[Start]

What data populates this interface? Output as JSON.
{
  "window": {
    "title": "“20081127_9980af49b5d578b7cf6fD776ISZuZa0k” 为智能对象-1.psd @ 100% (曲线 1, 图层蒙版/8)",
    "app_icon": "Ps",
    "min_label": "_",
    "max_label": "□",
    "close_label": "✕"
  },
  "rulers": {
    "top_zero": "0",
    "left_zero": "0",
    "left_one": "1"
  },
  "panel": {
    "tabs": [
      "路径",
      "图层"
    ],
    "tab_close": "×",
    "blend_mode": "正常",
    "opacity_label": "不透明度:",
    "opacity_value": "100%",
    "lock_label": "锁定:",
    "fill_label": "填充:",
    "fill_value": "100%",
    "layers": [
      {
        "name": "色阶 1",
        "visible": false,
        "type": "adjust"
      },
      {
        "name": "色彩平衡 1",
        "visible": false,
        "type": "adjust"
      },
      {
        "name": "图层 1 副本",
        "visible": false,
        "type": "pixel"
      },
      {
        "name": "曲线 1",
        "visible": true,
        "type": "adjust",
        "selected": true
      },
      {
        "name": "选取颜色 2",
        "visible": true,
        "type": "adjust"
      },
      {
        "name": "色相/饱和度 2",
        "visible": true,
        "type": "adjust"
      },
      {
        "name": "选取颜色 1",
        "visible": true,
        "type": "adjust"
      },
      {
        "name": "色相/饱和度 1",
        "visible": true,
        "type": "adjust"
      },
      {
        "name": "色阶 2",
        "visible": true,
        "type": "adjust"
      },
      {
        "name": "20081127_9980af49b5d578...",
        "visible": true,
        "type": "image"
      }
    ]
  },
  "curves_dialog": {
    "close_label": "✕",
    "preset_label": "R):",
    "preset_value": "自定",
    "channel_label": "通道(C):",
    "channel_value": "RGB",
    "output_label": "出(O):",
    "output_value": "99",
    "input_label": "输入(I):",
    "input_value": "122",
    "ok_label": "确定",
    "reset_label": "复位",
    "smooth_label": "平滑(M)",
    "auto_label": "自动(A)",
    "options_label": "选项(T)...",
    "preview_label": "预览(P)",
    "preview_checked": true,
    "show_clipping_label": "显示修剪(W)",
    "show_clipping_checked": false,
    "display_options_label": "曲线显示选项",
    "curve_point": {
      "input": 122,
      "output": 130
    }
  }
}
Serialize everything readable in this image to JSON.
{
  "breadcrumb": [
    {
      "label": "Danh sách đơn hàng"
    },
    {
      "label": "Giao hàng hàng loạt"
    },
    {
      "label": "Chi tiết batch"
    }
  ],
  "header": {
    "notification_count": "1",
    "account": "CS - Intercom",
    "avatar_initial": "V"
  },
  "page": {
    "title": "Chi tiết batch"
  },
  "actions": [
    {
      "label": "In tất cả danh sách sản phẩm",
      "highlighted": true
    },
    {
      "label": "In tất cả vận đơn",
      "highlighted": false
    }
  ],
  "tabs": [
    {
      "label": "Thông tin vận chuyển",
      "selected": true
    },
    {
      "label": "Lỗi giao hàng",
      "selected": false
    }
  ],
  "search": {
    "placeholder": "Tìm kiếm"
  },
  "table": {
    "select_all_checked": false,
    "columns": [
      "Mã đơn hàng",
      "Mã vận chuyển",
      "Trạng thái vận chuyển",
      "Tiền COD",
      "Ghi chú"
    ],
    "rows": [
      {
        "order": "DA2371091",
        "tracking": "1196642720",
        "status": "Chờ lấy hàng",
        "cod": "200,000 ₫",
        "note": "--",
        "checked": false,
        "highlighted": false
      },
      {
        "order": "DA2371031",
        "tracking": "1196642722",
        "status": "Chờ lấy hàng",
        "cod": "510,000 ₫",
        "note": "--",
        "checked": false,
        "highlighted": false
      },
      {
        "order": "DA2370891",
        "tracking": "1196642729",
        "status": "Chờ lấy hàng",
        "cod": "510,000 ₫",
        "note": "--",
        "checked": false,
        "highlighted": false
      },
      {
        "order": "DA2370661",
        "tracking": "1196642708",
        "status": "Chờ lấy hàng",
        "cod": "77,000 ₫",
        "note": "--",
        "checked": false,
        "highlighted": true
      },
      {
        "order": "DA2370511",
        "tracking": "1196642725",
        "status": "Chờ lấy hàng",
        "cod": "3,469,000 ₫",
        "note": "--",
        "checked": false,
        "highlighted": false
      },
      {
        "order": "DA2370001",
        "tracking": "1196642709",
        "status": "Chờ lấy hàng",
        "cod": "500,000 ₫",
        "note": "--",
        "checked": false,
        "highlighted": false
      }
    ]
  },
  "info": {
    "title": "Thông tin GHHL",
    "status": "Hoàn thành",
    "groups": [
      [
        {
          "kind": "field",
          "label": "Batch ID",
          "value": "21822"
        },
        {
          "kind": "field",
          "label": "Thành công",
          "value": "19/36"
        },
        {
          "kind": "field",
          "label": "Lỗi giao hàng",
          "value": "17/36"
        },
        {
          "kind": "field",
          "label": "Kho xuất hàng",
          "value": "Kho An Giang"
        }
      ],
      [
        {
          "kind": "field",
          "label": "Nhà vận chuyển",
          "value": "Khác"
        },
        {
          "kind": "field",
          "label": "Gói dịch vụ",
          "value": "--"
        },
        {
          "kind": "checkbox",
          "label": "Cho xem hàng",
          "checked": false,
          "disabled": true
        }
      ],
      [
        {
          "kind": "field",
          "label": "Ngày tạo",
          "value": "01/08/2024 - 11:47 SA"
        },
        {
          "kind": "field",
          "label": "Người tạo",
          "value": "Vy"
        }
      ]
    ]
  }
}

[End]

EXERCISE GOAL:
Of the lines in this material, state how many hold the string "name". Write no other words.

PROBLEM SOLUTION:
10